Transcribe the lines below verbatim, skipping the images.

++++++++++

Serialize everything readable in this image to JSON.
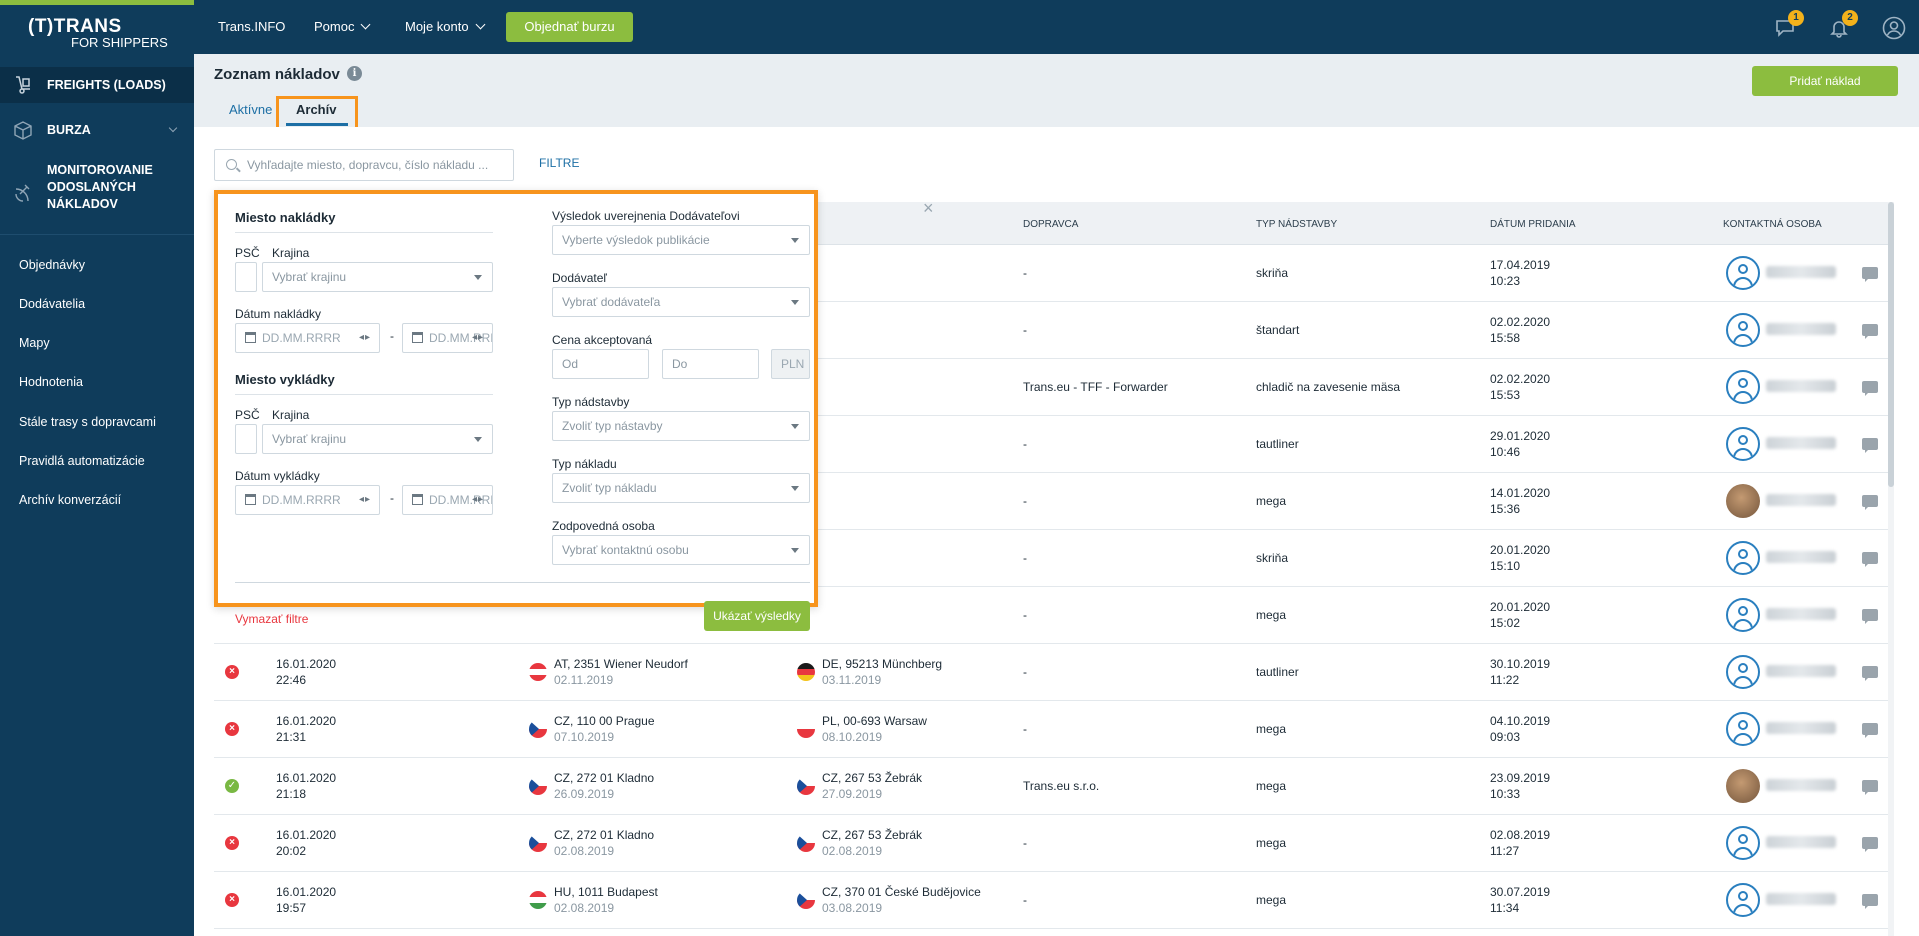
{
  "brand": {
    "line1": "(T)TRANS",
    "line2": "FOR SHIPPERS"
  },
  "topnav": {
    "items": [
      {
        "label": "Trans.INFO"
      },
      {
        "label": "Pomoc"
      },
      {
        "label": "Moje konto"
      }
    ],
    "cta_label": "Objednať burzu",
    "messages_badge": "1",
    "notifications_badge": "2"
  },
  "sidebar": {
    "main": [
      {
        "label": "FREIGHTS (LOADS)",
        "icon": "dolly-icon"
      },
      {
        "label": "BURZA",
        "icon": "box-icon"
      },
      {
        "label": "MONITOROVANIE\nODOSLANÝCH\nNÁKLADOV",
        "icon": "satellite-icon"
      }
    ],
    "sub": [
      {
        "label": "Objednávky"
      },
      {
        "label": "Dodávatelia"
      },
      {
        "label": "Mapy"
      },
      {
        "label": "Hodnotenia"
      },
      {
        "label": "Stále trasy s dopravcami"
      },
      {
        "label": "Pravidlá automatizácie"
      },
      {
        "label": "Archív konverzácií"
      }
    ]
  },
  "page": {
    "title": "Zoznam nákladov",
    "add_button": "Pridať náklad",
    "tabs": [
      {
        "label": "Aktívne"
      },
      {
        "label": "Archív"
      }
    ],
    "active_tab": "Archív",
    "search_placeholder": "Vyhľadajte miesto, dopravcu, číslo nákladu ...",
    "filter_link": "FILTRE"
  },
  "table": {
    "headers": {
      "carrier": "DOPRAVCA",
      "body_type": "TYP NÁDSTAVBY",
      "date_added": "DÁTUM PRIDANIA",
      "contact": "KONTAKTNÁ OSOBA"
    },
    "rows": [
      {
        "carrier": "-",
        "body": "skriňa",
        "added_date": "17.04.2019",
        "added_time": "10:23",
        "avatar": "outline"
      },
      {
        "carrier": "-",
        "body": "štandart",
        "added_date": "02.02.2020",
        "added_time": "15:58",
        "avatar": "outline"
      },
      {
        "carrier": "Trans.eu - TFF - Forwarder",
        "body": "chladič na zavesenie mäsa",
        "added_date": "02.02.2020",
        "added_time": "15:53",
        "avatar": "outline"
      },
      {
        "carrier": "-",
        "body": "tautliner",
        "added_date": "29.01.2020",
        "added_time": "10:46",
        "avatar": "outline"
      },
      {
        "carrier": "-",
        "body": "mega",
        "added_date": "14.01.2020",
        "added_time": "15:36",
        "avatar": "photo"
      },
      {
        "carrier": "-",
        "body": "skriňa",
        "added_date": "20.01.2020",
        "added_time": "15:10",
        "avatar": "outline"
      },
      {
        "carrier": "-",
        "body": "mega",
        "added_date": "20.01.2020",
        "added_time": "15:02",
        "avatar": "outline"
      },
      {
        "status": "error",
        "date": "16.01.2020",
        "time": "22:46",
        "from_flag": "at",
        "from": "AT, 2351 Wiener Neudorf",
        "from_date": "02.11.2019",
        "to_flag": "de",
        "to": "DE, 95213 Münchberg",
        "to_date": "03.11.2019",
        "carrier": "-",
        "body": "tautliner",
        "added_date": "30.10.2019",
        "added_time": "11:22",
        "avatar": "outline"
      },
      {
        "status": "error",
        "date": "16.01.2020",
        "time": "21:31",
        "from_flag": "cz",
        "from": "CZ, 110 00 Prague",
        "from_date": "07.10.2019",
        "to_flag": "pl",
        "to": "PL, 00-693 Warsaw",
        "to_date": "08.10.2019",
        "carrier": "-",
        "body": "mega",
        "added_date": "04.10.2019",
        "added_time": "09:03",
        "avatar": "outline"
      },
      {
        "status": "ok",
        "date": "16.01.2020",
        "time": "21:18",
        "from_flag": "cz",
        "from": "CZ, 272 01 Kladno",
        "from_date": "26.09.2019",
        "to_flag": "cz",
        "to": "CZ, 267 53 Žebrák",
        "to_date": "27.09.2019",
        "carrier": "Trans.eu s.r.o.",
        "body": "mega",
        "added_date": "23.09.2019",
        "added_time": "10:33",
        "avatar": "photo"
      },
      {
        "status": "error",
        "date": "16.01.2020",
        "time": "20:02",
        "from_flag": "cz",
        "from": "CZ, 272 01 Kladno",
        "from_date": "02.08.2019",
        "to_flag": "cz",
        "to": "CZ, 267 53 Žebrák",
        "to_date": "02.08.2019",
        "carrier": "-",
        "body": "mega",
        "added_date": "02.08.2019",
        "added_time": "11:27",
        "avatar": "outline"
      },
      {
        "status": "error",
        "date": "16.01.2020",
        "time": "19:57",
        "from_flag": "hu",
        "from": "HU, 1011 Budapest",
        "from_date": "02.08.2019",
        "to_flag": "cz",
        "to": "CZ, 370 01 České Budějovice",
        "to_date": "03.08.2019",
        "carrier": "-",
        "body": "mega",
        "added_date": "30.07.2019",
        "added_time": "11:34",
        "avatar": "outline"
      }
    ]
  },
  "filter_panel": {
    "loading_title": "Miesto nakládky",
    "psc_label": "PSČ",
    "country_label": "Krajina",
    "country_placeholder": "Vybrať krajinu",
    "loading_date_label": "Dátum nakládky",
    "date_placeholder": "DD.MM.RRRR",
    "unloading_title": "Miesto vykládky",
    "unloading_date_label": "Dátum vykládky",
    "result_label": "Výsledok uverejnenia Dodávateľovi",
    "result_placeholder": "Vyberte výsledok publikácie",
    "supplier_label": "Dodávateľ",
    "supplier_placeholder": "Vybrať dodávateľa",
    "price_label": "Cena akceptovaná",
    "price_from": "Od",
    "price_to": "Do",
    "currency": "PLN",
    "body_label": "Typ nádstavby",
    "body_placeholder": "Zvoliť typ nástavby",
    "load_type_label": "Typ nákladu",
    "load_type_placeholder": "Zvoliť typ nákladu",
    "responsible_label": "Zodpovedná osoba",
    "responsible_placeholder": "Vybrať kontaktnú osobu",
    "clear_label": "Vymazať filtre",
    "show_label": "Ukázať výsledky",
    "dash": "-",
    "close": "×"
  },
  "colors": {
    "navy": "#0f3c5b",
    "green": "#8cbd3f",
    "highlight": "#f7941d",
    "error": "#e8373f",
    "ok": "#79b843",
    "link": "#1d6fa5"
  }
}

++++++++++

*Full output*
Serialize everything readable in this image to JSON.
{
  "brand": {
    "line1": "(T)TRANS",
    "line2": "FOR SHIPPERS"
  },
  "topnav": {
    "items": [
      {
        "label": "Trans.INFO"
      },
      {
        "label": "Pomoc"
      },
      {
        "label": "Moje konto"
      }
    ],
    "cta_label": "Objednať burzu",
    "messages_badge": "1",
    "notifications_badge": "2"
  },
  "sidebar": {
    "main": [
      {
        "label": "FREIGHTS (LOADS)",
        "icon": "dolly-icon"
      },
      {
        "label": "BURZA",
        "icon": "box-icon"
      },
      {
        "label": "MONITOROVANIE\nODOSLANÝCH\nNÁKLADOV",
        "icon": "satellite-icon"
      }
    ],
    "sub": [
      {
        "label": "Objednávky"
      },
      {
        "label": "Dodávatelia"
      },
      {
        "label": "Mapy"
      },
      {
        "label": "Hodnotenia"
      },
      {
        "label": "Stále trasy s dopravcami"
      },
      {
        "label": "Pravidlá automatizácie"
      },
      {
        "label": "Archív konverzácií"
      }
    ]
  },
  "page": {
    "title": "Zoznam nákladov",
    "add_button": "Pridať náklad",
    "tabs": [
      {
        "label": "Aktívne"
      },
      {
        "label": "Archív"
      }
    ],
    "active_tab": "Archív",
    "search_placeholder": "Vyhľadajte miesto, dopravcu, číslo nákladu ...",
    "filter_link": "FILTRE"
  },
  "table": {
    "headers": {
      "carrier": "DOPRAVCA",
      "body_type": "TYP NÁDSTAVBY",
      "date_added": "DÁTUM PRIDANIA",
      "contact": "KONTAKTNÁ OSOBA"
    },
    "rows": [
      {
        "carrier": "-",
        "body": "skriňa",
        "added_date": "17.04.2019",
        "added_time": "10:23",
        "avatar": "outline"
      },
      {
        "carrier": "-",
        "body": "štandart",
        "added_date": "02.02.2020",
        "added_time": "15:58",
        "avatar": "outline"
      },
      {
        "carrier": "Trans.eu - TFF - Forwarder",
        "body": "chladič na zavesenie mäsa",
        "added_date": "02.02.2020",
        "added_time": "15:53",
        "avatar": "outline"
      },
      {
        "carrier": "-",
        "body": "tautliner",
        "added_date": "29.01.2020",
        "added_time": "10:46",
        "avatar": "outline"
      },
      {
        "carrier": "-",
        "body": "mega",
        "added_date": "14.01.2020",
        "added_time": "15:36",
        "avatar": "photo"
      },
      {
        "carrier": "-",
        "body": "skriňa",
        "added_date": "20.01.2020",
        "added_time": "15:10",
        "avatar": "outline"
      },
      {
        "carrier": "-",
        "body": "mega",
        "added_date": "20.01.2020",
        "added_time": "15:02",
        "avatar": "outline"
      },
      {
        "status": "error",
        "date": "16.01.2020",
        "time": "22:46",
        "from_flag": "at",
        "from": "AT, 2351 Wiener Neudorf",
        "from_date": "02.11.2019",
        "to_flag": "de",
        "to": "DE, 95213 Münchberg",
        "to_date": "03.11.2019",
        "carrier": "-",
        "body": "tautliner",
        "added_date": "30.10.2019",
        "added_time": "11:22",
        "avatar": "outline"
      },
      {
        "status": "error",
        "date": "16.01.2020",
        "time": "21:31",
        "from_flag": "cz",
        "from": "CZ, 110 00 Prague",
        "from_date": "07.10.2019",
        "to_flag": "pl",
        "to": "PL, 00-693 Warsaw",
        "to_date": "08.10.2019",
        "carrier": "-",
        "body": "mega",
        "added_date": "04.10.2019",
        "added_time": "09:03",
        "avatar": "outline"
      },
      {
        "status": "ok",
        "date": "16.01.2020",
        "time": "21:18",
        "from_flag": "cz",
        "from": "CZ, 272 01 Kladno",
        "from_date": "26.09.2019",
        "to_flag": "cz",
        "to": "CZ, 267 53 Žebrák",
        "to_date": "27.09.2019",
        "carrier": "Trans.eu s.r.o.",
        "body": "mega",
        "added_date": "23.09.2019",
        "added_time": "10:33",
        "avatar": "photo"
      },
      {
        "status": "error",
        "date": "16.01.2020",
        "time": "20:02",
        "from_flag": "cz",
        "from": "CZ, 272 01 Kladno",
        "from_date": "02.08.2019",
        "to_flag": "cz",
        "to": "CZ, 267 53 Žebrák",
        "to_date": "02.08.2019",
        "carrier": "-",
        "body": "mega",
        "added_date": "02.08.2019",
        "added_time": "11:27",
        "avatar": "outline"
      },
      {
        "status": "error",
        "date": "16.01.2020",
        "time": "19:57",
        "from_flag": "hu",
        "from": "HU, 1011 Budapest",
        "from_date": "02.08.2019",
        "to_flag": "cz",
        "to": "CZ, 370 01 České Budějovice",
        "to_date": "03.08.2019",
        "carrier": "-",
        "body": "mega",
        "added_date": "30.07.2019",
        "added_time": "11:34",
        "avatar": "outline"
      }
    ]
  },
  "filter_panel": {
    "loading_title": "Miesto nakládky",
    "psc_label": "PSČ",
    "country_label": "Krajina",
    "country_placeholder": "Vybrať krajinu",
    "loading_date_label": "Dátum nakládky",
    "date_placeholder": "DD.MM.RRRR",
    "unloading_title": "Miesto vykládky",
    "unloading_date_label": "Dátum vykládky",
    "result_label": "Výsledok uverejnenia Dodávateľovi",
    "result_placeholder": "Vyberte výsledok publikácie",
    "supplier_label": "Dodávateľ",
    "supplier_placeholder": "Vybrať dodávateľa",
    "price_label": "Cena akceptovaná",
    "price_from": "Od",
    "price_to": "Do",
    "currency": "PLN",
    "body_label": "Typ nádstavby",
    "body_placeholder": "Zvoliť typ nástavby",
    "load_type_label": "Typ nákladu",
    "load_type_placeholder": "Zvoliť typ nákladu",
    "responsible_label": "Zodpovedná osoba",
    "responsible_placeholder": "Vybrať kontaktnú osobu",
    "clear_label": "Vymazať filtre",
    "show_label": "Ukázať výsledky",
    "dash": "-",
    "close": "×"
  },
  "colors": {
    "navy": "#0f3c5b",
    "green": "#8cbd3f",
    "highlight": "#f7941d",
    "error": "#e8373f",
    "ok": "#79b843",
    "link": "#1d6fa5"
  }
}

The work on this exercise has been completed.